» Given exercise
Here are some records. Copy each one exactly.

» Provided information
———

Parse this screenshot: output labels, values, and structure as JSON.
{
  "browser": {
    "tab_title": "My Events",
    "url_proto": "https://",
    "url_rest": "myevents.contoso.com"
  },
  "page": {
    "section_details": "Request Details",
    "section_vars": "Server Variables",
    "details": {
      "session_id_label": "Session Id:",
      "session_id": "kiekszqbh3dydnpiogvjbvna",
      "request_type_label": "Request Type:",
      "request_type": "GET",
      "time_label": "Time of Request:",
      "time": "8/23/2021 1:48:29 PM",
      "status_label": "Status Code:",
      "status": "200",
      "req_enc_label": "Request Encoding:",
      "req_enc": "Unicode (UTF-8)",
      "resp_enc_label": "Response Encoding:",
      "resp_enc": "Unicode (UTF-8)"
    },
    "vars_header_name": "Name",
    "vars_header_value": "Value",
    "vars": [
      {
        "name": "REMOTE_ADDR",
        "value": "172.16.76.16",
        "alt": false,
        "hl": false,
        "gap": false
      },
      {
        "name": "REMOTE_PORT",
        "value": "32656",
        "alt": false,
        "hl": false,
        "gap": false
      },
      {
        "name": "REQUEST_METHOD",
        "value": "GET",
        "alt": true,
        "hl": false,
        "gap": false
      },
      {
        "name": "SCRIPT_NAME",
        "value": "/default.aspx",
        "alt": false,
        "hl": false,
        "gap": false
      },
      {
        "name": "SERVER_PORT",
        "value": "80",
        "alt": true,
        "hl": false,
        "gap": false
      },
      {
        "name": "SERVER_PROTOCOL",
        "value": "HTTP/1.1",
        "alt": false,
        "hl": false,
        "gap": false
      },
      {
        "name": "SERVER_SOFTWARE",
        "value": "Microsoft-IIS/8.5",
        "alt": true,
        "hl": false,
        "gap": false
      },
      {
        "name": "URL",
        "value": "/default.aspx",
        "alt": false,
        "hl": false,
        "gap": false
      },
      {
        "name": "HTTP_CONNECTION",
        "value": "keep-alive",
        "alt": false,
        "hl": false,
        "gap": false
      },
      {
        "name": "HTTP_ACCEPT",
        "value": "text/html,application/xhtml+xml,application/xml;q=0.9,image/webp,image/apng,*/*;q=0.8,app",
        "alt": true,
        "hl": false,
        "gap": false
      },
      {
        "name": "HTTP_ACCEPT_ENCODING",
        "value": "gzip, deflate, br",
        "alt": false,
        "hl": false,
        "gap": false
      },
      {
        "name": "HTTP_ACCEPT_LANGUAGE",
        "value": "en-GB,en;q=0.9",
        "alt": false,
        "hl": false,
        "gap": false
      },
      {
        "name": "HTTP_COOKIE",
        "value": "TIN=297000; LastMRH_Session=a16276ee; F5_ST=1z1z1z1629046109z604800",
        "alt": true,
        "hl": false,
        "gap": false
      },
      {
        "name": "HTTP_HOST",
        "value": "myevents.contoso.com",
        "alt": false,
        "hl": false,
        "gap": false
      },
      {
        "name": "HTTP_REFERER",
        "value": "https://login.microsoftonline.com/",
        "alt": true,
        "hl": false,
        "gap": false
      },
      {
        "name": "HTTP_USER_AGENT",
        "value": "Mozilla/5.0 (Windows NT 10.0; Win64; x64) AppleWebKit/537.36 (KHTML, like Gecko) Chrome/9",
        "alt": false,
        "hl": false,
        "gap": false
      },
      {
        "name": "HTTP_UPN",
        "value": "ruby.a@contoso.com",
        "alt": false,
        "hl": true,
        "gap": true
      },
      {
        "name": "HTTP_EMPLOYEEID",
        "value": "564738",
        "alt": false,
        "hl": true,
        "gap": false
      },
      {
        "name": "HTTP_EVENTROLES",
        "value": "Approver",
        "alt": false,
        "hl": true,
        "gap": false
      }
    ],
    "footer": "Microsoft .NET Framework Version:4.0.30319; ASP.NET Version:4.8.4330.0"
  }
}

———

» Final answer
Parse this screenshot: output labels, values, and structure as JSON.
{
  "browser": {
    "tab_title": "My Events",
    "url_proto": "https://",
    "url_rest": "myevents.contoso.com"
  },
  "page": {
    "section_details": "Request Details",
    "section_vars": "Server Variables",
    "details": {
      "session_id_label": "Session Id:",
      "session_id": "kiekszqbh3dydnpiogvjbvna",
      "request_type_label": "Request Type:",
      "request_type": "GET",
      "time_label": "Time of Request:",
      "time": "8/23/2021 1:48:29 PM",
      "status_label": "Status Code:",
      "status": "200",
      "req_enc_label": "Request Encoding:",
      "req_enc": "Unicode (UTF-8)",
      "resp_enc_label": "Response Encoding:",
      "resp_enc": "Unicode (UTF-8)"
    },
    "vars_header_name": "Name",
    "vars_header_value": "Value",
    "vars": [
      {
        "name": "REMOTE_ADDR",
        "value": "172.16.76.16",
        "alt": false,
        "hl": false,
        "gap": false
      },
      {
        "name": "REMOTE_PORT",
        "value": "32656",
        "alt": false,
        "hl": false,
        "gap": false
      },
      {
        "name": "REQUEST_METHOD",
        "value": "GET",
        "alt": true,
        "hl": false,
        "gap": false
      },
      {
        "name": "SCRIPT_NAME",
        "value": "/default.aspx",
        "alt": false,
        "hl": false,
        "gap": false
      },
      {
        "name": "SERVER_PORT",
        "value": "80",
        "alt": true,
        "hl": false,
        "gap": false
      },
      {
        "name": "SERVER_PROTOCOL",
        "value": "HTTP/1.1",
        "alt": false,
        "hl": false,
        "gap": false
      },
      {
        "name": "SERVER_SOFTWARE",
        "value": "Microsoft-IIS/8.5",
        "alt": true,
        "hl": false,
        "gap": false
      },
      {
        "name": "URL",
        "value": "/default.aspx",
        "alt": false,
        "hl": false,
        "gap": false
      },
      {
        "name": "HTTP_CONNECTION",
        "value": "keep-alive",
        "alt": false,
        "hl": false,
        "gap": false
      },
      {
        "name": "HTTP_ACCEPT",
        "value": "text/html,application/xhtml+xml,application/xml;q=0.9,image/webp,image/apng,*/*;q=0.8,app",
        "alt": true,
        "hl": false,
        "gap": false
      },
      {
        "name": "HTTP_ACCEPT_ENCODING",
        "value": "gzip, deflate, br",
        "alt": false,
        "hl": false,
        "gap": false
      },
      {
        "name": "HTTP_ACCEPT_LANGUAGE",
        "value": "en-GB,en;q=0.9",
        "alt": false,
        "hl": false,
        "gap": false
      },
      {
        "name": "HTTP_COOKIE",
        "value": "TIN=297000; LastMRH_Session=a16276ee; F5_ST=1z1z1z1629046109z604800",
        "alt": true,
        "hl": false,
        "gap": false
      },
      {
        "name": "HTTP_HOST",
        "value": "myevents.contoso.com",
        "alt": false,
        "hl": false,
        "gap": false
      },
      {
        "name": "HTTP_REFERER",
        "value": "https://login.microsoftonline.com/",
        "alt": true,
        "hl": false,
        "gap": false
      },
      {
        "name": "HTTP_USER_AGENT",
        "value": "Mozilla/5.0 (Windows NT 10.0; Win64; x64) AppleWebKit/537.36 (KHTML, like Gecko) Chrome/9",
        "alt": false,
        "hl": false,
        "gap": false
      },
      {
        "name": "HTTP_UPN",
        "value": "ruby.a@contoso.com",
        "alt": false,
        "hl": true,
        "gap": true
      },
      {
        "name": "HTTP_EMPLOYEEID",
        "value": "564738",
        "alt": false,
        "hl": true,
        "gap": false
      },
      {
        "name": "HTTP_EVENTROLES",
        "value": "Approver",
        "alt": false,
        "hl": true,
        "gap": false
      }
    ],
    "footer": "Microsoft .NET Framework Version:4.0.30319; ASP.NET Version:4.8.4330.0"
  }
}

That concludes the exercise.